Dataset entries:
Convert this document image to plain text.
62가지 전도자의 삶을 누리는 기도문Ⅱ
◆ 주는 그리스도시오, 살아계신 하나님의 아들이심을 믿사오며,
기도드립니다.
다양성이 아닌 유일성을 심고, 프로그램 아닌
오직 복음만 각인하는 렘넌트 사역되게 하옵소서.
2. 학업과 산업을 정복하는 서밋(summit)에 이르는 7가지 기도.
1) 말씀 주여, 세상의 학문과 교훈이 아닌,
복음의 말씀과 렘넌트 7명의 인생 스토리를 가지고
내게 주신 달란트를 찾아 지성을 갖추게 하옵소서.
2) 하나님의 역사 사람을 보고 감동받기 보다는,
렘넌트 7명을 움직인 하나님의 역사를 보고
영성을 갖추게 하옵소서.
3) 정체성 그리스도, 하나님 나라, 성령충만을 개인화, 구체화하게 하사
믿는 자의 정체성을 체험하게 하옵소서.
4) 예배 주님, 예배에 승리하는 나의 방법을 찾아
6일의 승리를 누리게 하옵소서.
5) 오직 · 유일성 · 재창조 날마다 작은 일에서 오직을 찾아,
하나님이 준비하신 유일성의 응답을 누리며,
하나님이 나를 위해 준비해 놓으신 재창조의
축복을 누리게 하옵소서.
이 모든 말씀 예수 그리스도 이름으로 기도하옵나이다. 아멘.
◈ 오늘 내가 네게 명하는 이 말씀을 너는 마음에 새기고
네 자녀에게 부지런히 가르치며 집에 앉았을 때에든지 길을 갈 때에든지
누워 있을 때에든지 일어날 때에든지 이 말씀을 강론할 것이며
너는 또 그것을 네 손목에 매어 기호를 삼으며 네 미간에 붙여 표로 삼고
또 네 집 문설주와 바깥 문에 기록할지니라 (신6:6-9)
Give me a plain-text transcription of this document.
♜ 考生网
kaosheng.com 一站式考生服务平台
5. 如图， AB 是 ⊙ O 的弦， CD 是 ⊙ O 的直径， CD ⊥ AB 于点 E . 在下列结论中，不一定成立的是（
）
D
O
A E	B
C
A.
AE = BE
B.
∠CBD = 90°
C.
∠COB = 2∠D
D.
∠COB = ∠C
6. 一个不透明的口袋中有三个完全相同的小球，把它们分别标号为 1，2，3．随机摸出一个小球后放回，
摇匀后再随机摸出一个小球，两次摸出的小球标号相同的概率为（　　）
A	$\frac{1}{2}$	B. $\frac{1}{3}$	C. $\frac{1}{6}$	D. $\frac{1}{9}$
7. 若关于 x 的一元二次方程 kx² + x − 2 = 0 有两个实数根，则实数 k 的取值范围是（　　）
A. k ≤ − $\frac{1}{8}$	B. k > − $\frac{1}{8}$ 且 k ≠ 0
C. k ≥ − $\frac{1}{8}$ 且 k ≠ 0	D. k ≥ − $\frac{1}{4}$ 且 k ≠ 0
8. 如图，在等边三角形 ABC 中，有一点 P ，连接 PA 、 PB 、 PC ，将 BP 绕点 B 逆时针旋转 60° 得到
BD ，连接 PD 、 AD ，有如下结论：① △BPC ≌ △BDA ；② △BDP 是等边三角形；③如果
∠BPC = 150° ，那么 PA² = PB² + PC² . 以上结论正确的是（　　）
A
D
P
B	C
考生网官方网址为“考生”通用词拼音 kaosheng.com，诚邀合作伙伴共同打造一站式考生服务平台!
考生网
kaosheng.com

◆ **What is being asked**: Copy out every line that includes the word "때에든지".

◆ **Exercise response**:
네 자녀에게 부지런히 가르치며 집에 앉았을 때에든지 길을 갈 때에든지
누워 있을 때에든지 일어날 때에든지 이 말씀을 강론할 것이며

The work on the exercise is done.